== Dataset rows ==
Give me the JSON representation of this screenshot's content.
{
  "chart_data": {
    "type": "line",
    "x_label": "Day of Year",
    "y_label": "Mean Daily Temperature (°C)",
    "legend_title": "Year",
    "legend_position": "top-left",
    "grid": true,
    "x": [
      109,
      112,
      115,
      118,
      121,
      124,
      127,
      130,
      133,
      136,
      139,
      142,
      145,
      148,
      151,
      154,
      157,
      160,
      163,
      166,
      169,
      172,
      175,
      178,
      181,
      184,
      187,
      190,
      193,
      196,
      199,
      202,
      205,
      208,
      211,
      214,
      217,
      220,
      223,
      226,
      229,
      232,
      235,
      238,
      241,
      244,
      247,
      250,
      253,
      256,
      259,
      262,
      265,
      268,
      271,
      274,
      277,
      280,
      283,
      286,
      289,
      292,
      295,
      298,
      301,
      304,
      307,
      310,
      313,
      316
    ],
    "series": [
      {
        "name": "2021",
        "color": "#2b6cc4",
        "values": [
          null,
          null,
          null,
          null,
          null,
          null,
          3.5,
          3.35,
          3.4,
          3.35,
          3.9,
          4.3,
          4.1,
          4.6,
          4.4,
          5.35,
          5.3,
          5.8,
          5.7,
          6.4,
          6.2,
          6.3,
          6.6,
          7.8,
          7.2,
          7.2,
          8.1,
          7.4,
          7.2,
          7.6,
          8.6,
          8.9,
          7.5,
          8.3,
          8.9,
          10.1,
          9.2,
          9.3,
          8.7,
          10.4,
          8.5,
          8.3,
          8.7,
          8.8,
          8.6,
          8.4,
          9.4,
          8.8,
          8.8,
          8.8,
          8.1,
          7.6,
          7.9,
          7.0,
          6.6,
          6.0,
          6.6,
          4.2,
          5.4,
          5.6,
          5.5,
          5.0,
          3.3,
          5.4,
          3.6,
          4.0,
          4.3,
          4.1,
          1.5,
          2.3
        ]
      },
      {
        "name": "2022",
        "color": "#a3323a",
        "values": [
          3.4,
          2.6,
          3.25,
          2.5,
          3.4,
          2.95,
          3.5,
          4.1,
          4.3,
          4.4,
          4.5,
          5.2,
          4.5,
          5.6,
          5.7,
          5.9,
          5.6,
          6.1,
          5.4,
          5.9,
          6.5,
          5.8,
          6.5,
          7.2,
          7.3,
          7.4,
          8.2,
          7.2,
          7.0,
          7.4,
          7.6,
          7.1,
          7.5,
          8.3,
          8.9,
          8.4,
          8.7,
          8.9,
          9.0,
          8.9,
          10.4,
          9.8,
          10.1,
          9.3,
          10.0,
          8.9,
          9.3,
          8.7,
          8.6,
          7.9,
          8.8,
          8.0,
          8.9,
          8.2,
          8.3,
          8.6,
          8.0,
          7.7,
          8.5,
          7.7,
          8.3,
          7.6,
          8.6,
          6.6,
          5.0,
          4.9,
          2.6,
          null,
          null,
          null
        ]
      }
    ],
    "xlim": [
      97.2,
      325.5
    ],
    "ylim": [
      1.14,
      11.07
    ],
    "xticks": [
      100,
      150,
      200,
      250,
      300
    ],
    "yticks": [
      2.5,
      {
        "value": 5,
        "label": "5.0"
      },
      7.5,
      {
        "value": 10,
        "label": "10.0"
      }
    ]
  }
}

== Task details ==
Quote the data in full, keeping each word unchanged.

== Solution for this problem ==
Give me the JSON representation of this screenshot's content.
{
  "chart_data": {
    "type": "line",
    "x_label": "Day of Year",
    "y_label": "Mean Daily Temperature (°C)",
    "legend_title": "Year",
    "legend_position": "top-left",
    "grid": true,
    "x": [
      109,
      112,
      115,
      118,
      121,
      124,
      127,
      130,
      133,
      136,
      139,
      142,
      145,
      148,
      151,
      154,
      157,
      160,
      163,
      166,
      169,
      172,
      175,
      178,
      181,
      184,
      187,
      190,
      193,
      196,
      199,
      202,
      205,
      208,
      211,
      214,
      217,
      220,
      223,
      226,
      229,
      232,
      235,
      238,
      241,
      244,
      247,
      250,
      253,
      256,
      259,
      262,
      265,
      268,
      271,
      274,
      277,
      280,
      283,
      286,
      289,
      292,
      295,
      298,
      301,
      304,
      307,
      310,
      313,
      316
    ],
    "series": [
      {
        "name": "2021",
        "color": "#2b6cc4",
        "values": [
          null,
          null,
          null,
          null,
          null,
          null,
          3.5,
          3.35,
          3.4,
          3.35,
          3.9,
          4.3,
          4.1,
          4.6,
          4.4,
          5.35,
          5.3,
          5.8,
          5.7,
          6.4,
          6.2,
          6.3,
          6.6,
          7.8,
          7.2,
          7.2,
          8.1,
          7.4,
          7.2,
          7.6,
          8.6,
          8.9,
          7.5,
          8.3,
          8.9,
          10.1,
          9.2,
          9.3,
          8.7,
          10.4,
          8.5,
          8.3,
          8.7,
          8.8,
          8.6,
          8.4,
          9.4,
          8.8,
          8.8,
          8.8,
          8.1,
          7.6,
          7.9,
          7.0,
          6.6,
          6.0,
          6.6,
          4.2,
          5.4,
          5.6,
          5.5,
          5.0,
          3.3,
          5.4,
          3.6,
          4.0,
          4.3,
          4.1,
          1.5,
          2.3
        ]
      },
      {
        "name": "2022",
        "color": "#a3323a",
        "values": [
          3.4,
          2.6,
          3.25,
          2.5,
          3.4,
          2.95,
          3.5,
          4.1,
          4.3,
          4.4,
          4.5,
          5.2,
          4.5,
          5.6,
          5.7,
          5.9,
          5.6,
          6.1,
          5.4,
          5.9,
          6.5,
          5.8,
          6.5,
          7.2,
          7.3,
          7.4,
          8.2,
          7.2,
          7.0,
          7.4,
          7.6,
          7.1,
          7.5,
          8.3,
          8.9,
          8.4,
          8.7,
          8.9,
          9.0,
          8.9,
          10.4,
          9.8,
          10.1,
          9.3,
          10.0,
          8.9,
          9.3,
          8.7,
          8.6,
          7.9,
          8.8,
          8.0,
          8.9,
          8.2,
          8.3,
          8.6,
          8.0,
          7.7,
          8.5,
          7.7,
          8.3,
          7.6,
          8.6,
          6.6,
          5.0,
          4.9,
          2.6,
          null,
          null,
          null
        ]
      }
    ],
    "xlim": [
      97.2,
      325.5
    ],
    "ylim": [
      1.14,
      11.07
    ],
    "xticks": [
      100,
      150,
      200,
      250,
      300
    ],
    "yticks": [
      2.5,
      {
        "value": 5,
        "label": "5.0"
      },
      7.5,
      {
        "value": 10,
        "label": "10.0"
      }
    ]
  }
}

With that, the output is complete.